Records from a dataset
________________________________________
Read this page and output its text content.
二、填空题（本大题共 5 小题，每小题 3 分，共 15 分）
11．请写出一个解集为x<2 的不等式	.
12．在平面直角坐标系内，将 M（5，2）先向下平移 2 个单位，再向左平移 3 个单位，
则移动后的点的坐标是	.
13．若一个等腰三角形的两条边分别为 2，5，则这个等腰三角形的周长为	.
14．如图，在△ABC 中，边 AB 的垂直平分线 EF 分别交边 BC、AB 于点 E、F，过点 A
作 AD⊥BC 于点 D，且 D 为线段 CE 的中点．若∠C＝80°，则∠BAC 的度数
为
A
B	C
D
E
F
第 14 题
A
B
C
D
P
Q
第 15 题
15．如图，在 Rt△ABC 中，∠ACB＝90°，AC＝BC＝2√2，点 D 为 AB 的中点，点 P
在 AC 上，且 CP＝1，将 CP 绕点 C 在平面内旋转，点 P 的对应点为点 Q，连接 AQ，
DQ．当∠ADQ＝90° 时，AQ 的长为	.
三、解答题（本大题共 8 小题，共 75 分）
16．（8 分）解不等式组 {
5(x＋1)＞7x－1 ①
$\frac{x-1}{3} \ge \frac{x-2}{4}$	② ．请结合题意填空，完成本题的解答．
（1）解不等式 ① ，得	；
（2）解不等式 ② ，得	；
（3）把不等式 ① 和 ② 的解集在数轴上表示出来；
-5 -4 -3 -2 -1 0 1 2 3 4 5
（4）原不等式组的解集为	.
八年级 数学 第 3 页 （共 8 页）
________________________________________
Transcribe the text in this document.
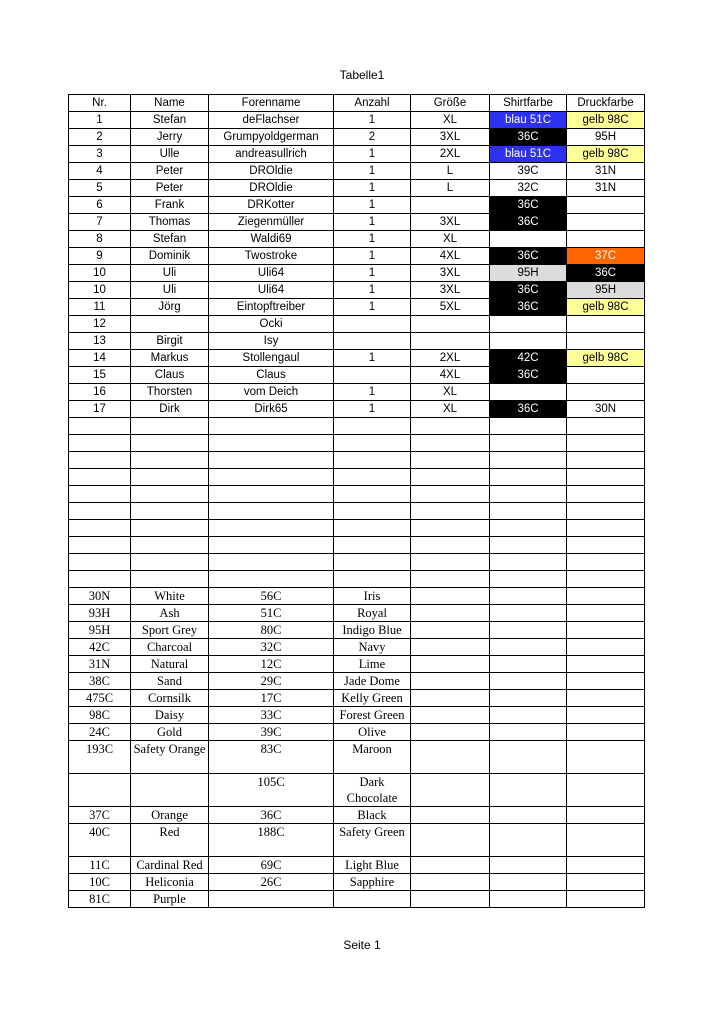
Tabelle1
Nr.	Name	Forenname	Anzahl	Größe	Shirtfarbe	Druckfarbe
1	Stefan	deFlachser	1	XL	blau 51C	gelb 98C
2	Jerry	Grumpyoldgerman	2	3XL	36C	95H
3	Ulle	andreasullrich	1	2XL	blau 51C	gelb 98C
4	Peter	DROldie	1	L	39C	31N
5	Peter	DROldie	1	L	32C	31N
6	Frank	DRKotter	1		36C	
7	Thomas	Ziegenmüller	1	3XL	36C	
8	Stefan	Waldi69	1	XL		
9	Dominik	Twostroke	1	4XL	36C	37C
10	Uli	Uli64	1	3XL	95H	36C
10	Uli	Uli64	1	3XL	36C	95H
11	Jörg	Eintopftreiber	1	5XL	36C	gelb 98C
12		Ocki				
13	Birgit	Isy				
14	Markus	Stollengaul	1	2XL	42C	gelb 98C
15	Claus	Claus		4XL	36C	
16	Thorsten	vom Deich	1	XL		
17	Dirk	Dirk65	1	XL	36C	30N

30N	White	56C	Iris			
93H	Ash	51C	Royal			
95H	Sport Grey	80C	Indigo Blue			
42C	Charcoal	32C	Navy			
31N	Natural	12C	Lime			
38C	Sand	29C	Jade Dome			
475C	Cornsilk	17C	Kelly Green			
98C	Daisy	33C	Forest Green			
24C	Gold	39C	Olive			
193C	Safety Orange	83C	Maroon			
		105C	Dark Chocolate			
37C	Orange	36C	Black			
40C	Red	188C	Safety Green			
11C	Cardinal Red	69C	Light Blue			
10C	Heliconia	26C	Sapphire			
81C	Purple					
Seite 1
________________________________________
WRITTEN PROBLEM:
Return all lines containing the word "this".

PROBLEM SOLUTION:
Read this page and output its text content.
Transcribe the text in this document.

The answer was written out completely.